◆ **Exercise goal**: For the records that follow, return only the count of lines containing the string "family".

Stored data entries
★ ★ ★ ★ ★ ★ ★

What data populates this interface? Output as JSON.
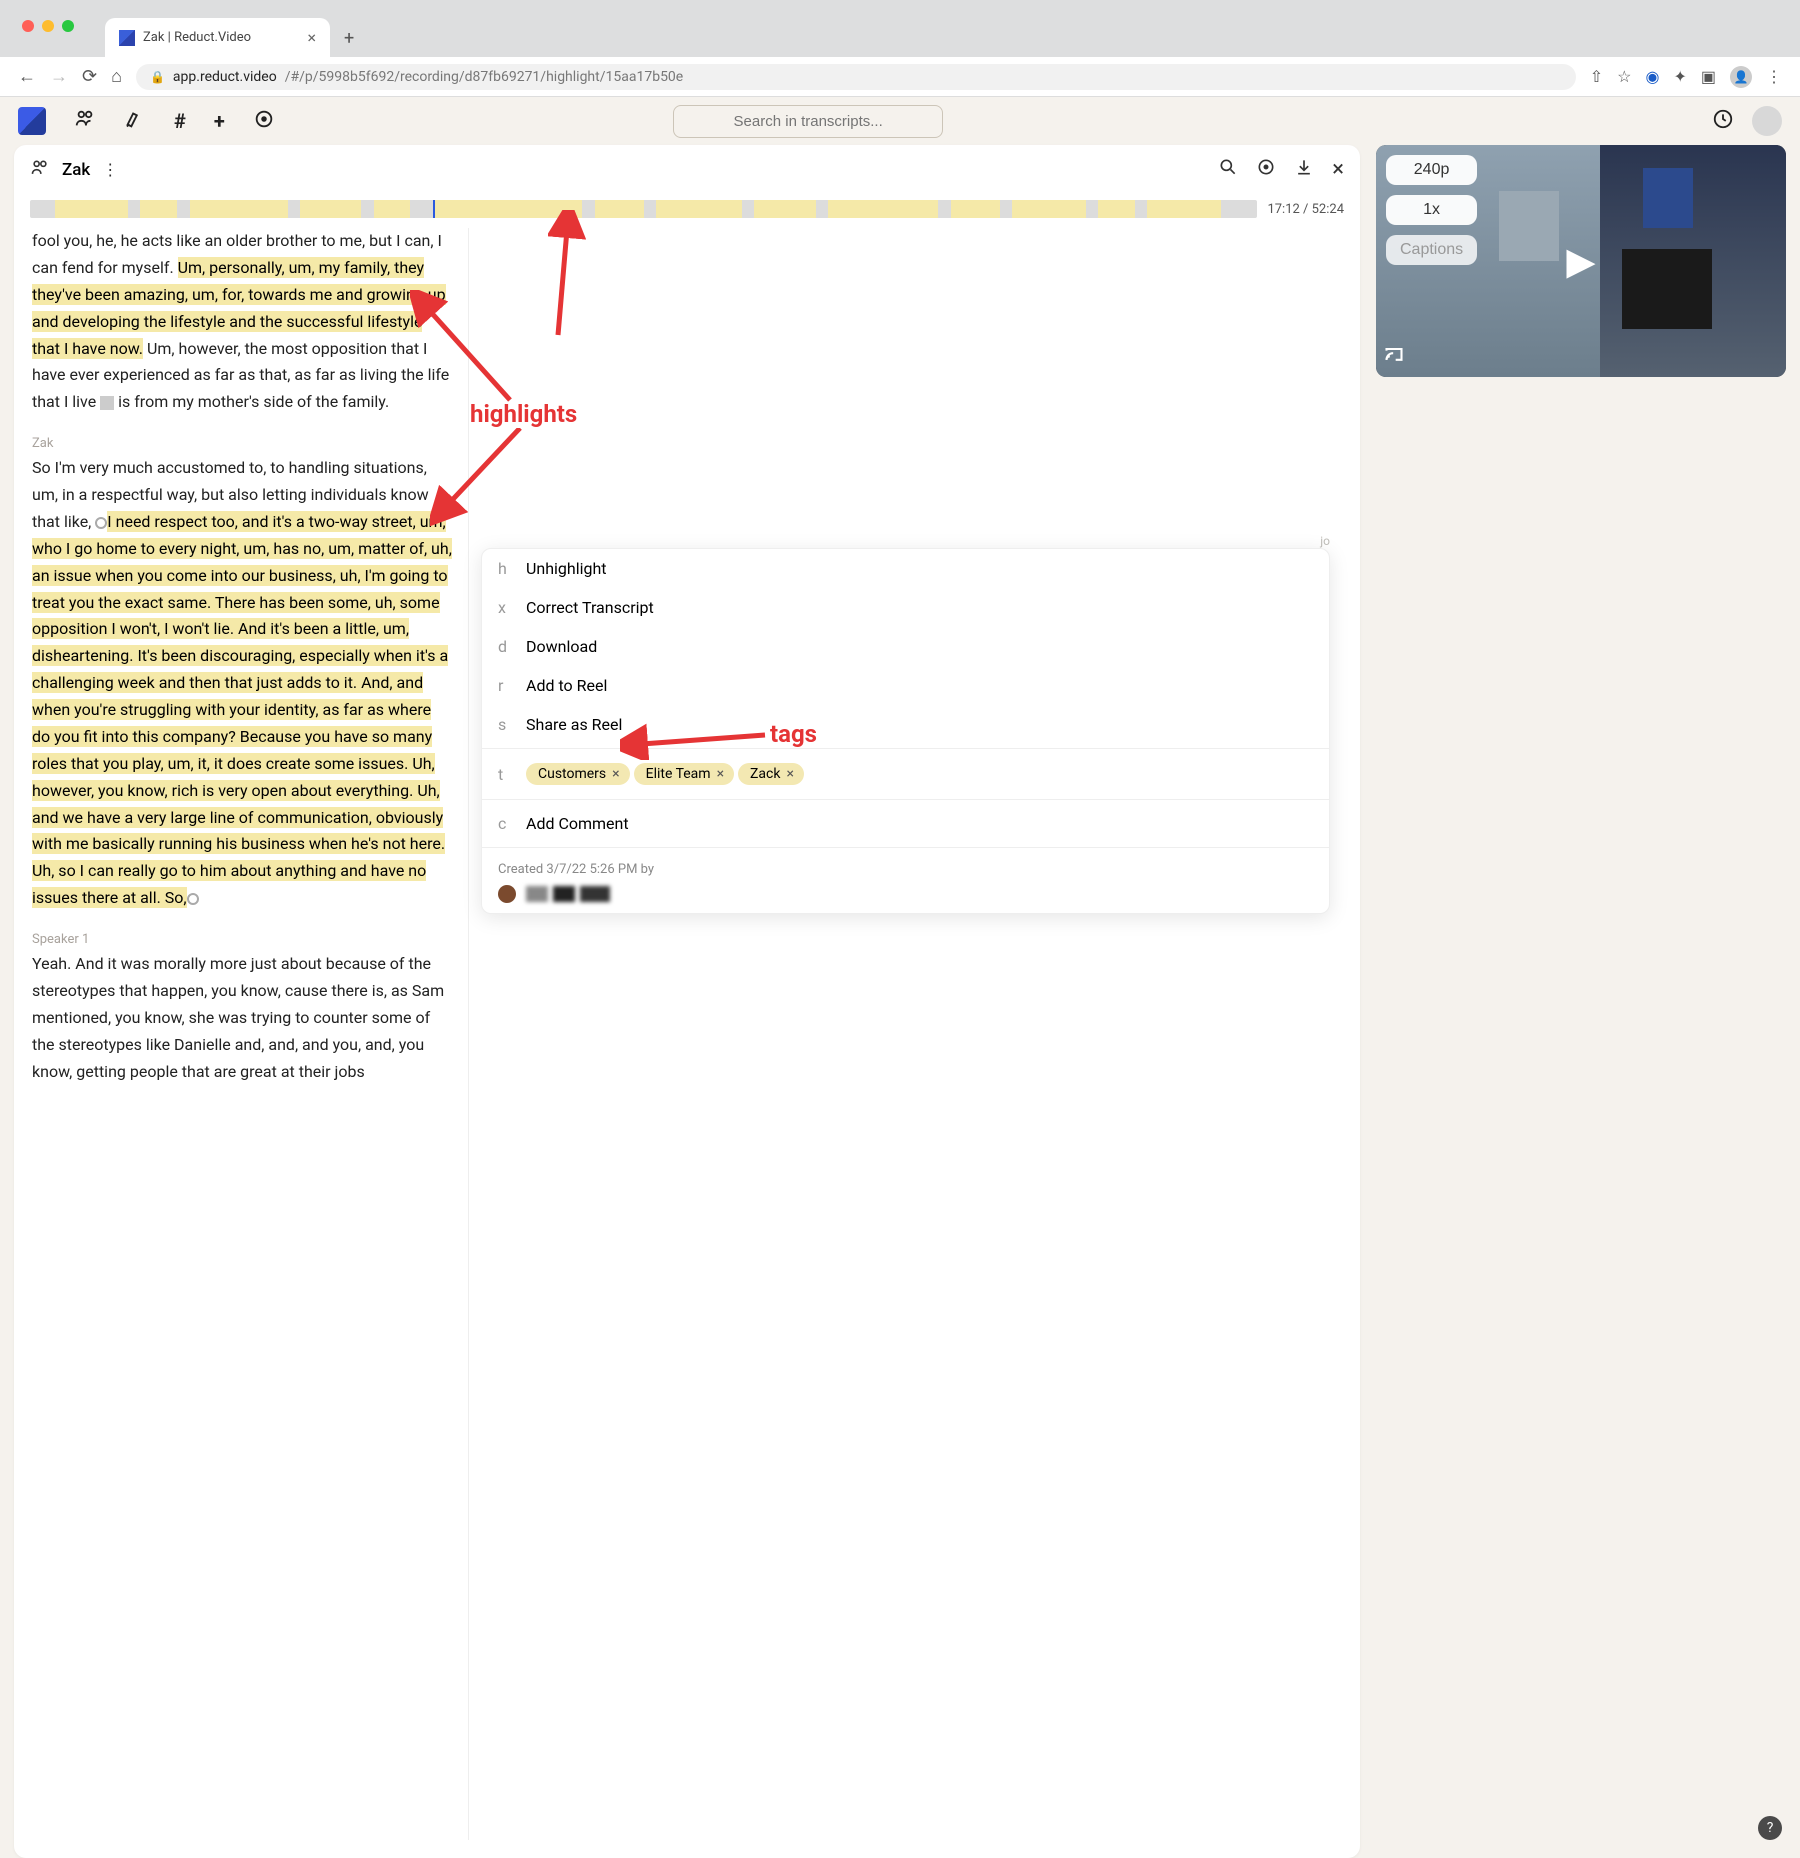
{
  "browser": {
    "tab_title": "Zak | Reduct.Video",
    "url_domain": "app.reduct.video",
    "url_path": "/#/p/5998b5f692/recording/d87fb69271/highlight/15aa17b50e"
  },
  "app": {
    "search_placeholder": "Search in transcripts..."
  },
  "doc": {
    "title": "Zak",
    "time": "17:12 / 52:24"
  },
  "transcript": {
    "p1_pre": "fool you, he, he acts like an older brother to me, but I can, I can fend for myself. ",
    "p1_hl": "Um, personally, um, my family, they they've been amazing, um, for, towards me and growing up and developing the lifestyle and the successful lifestyle that I have now.",
    "p1_post_a": " Um, however, the most opposition that I have ever experienced as far as that, as far as living the life that I live ",
    "p1_post_b": " is from my mother's side of the family.",
    "speaker2": "Zak",
    "p2_pre": "So I'm very much accustomed to, to handling situations, um, in a respectful way, but also letting individuals know that like, ",
    "p2_hl": "I need respect too, and it's a two-way street, um, who I go home to every night, um, has no, um, matter of, uh, an issue when you come into our business, uh, I'm going to treat you the exact same. There has been some, uh, some opposition I won't, I won't lie. And it's been a little, um, disheartening. It's been discouraging, especially when it's a challenging week and then that just adds to it. And, and when you're struggling with your identity, as far as where do you fit into this company? Because you have so many roles that you play, um, it, it does create some issues. Uh, however, you know, rich is very open about everything. Uh, and we have a very large line of communication, obviously with me basically running his business when he's not here. Uh, so I can really go to him about anything and have no issues there at all. So,",
    "speaker3": "Speaker 1",
    "p3": "Yeah. And it was morally more just about because of the stereotypes that happen, you know, cause there is, as Sam mentioned, you know, she was trying to counter some of the stereotypes like Danielle and, and, and you, and, you know, getting people that are great at their jobs"
  },
  "popup": {
    "items": [
      {
        "key": "h",
        "label": "Unhighlight"
      },
      {
        "key": "x",
        "label": "Correct Transcript"
      },
      {
        "key": "d",
        "label": "Download"
      },
      {
        "key": "r",
        "label": "Add to Reel"
      },
      {
        "key": "s",
        "label": "Share as Reel"
      }
    ],
    "tags_key": "t",
    "tags": [
      "Customers",
      "Elite Team",
      "Zack"
    ],
    "comment_key": "c",
    "comment_label": "Add Comment",
    "created": "Created 3/7/22 5:26 PM by",
    "float_ts_suffix": "jo"
  },
  "video": {
    "quality": "240p",
    "speed": "1x",
    "captions": "Captions"
  },
  "callouts": {
    "highlights": "highlights",
    "tags": "tags"
  },
  "help": "?"
}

★ ★ ★ ★ ★ ★ ★

◆ **Answer to this task**: 2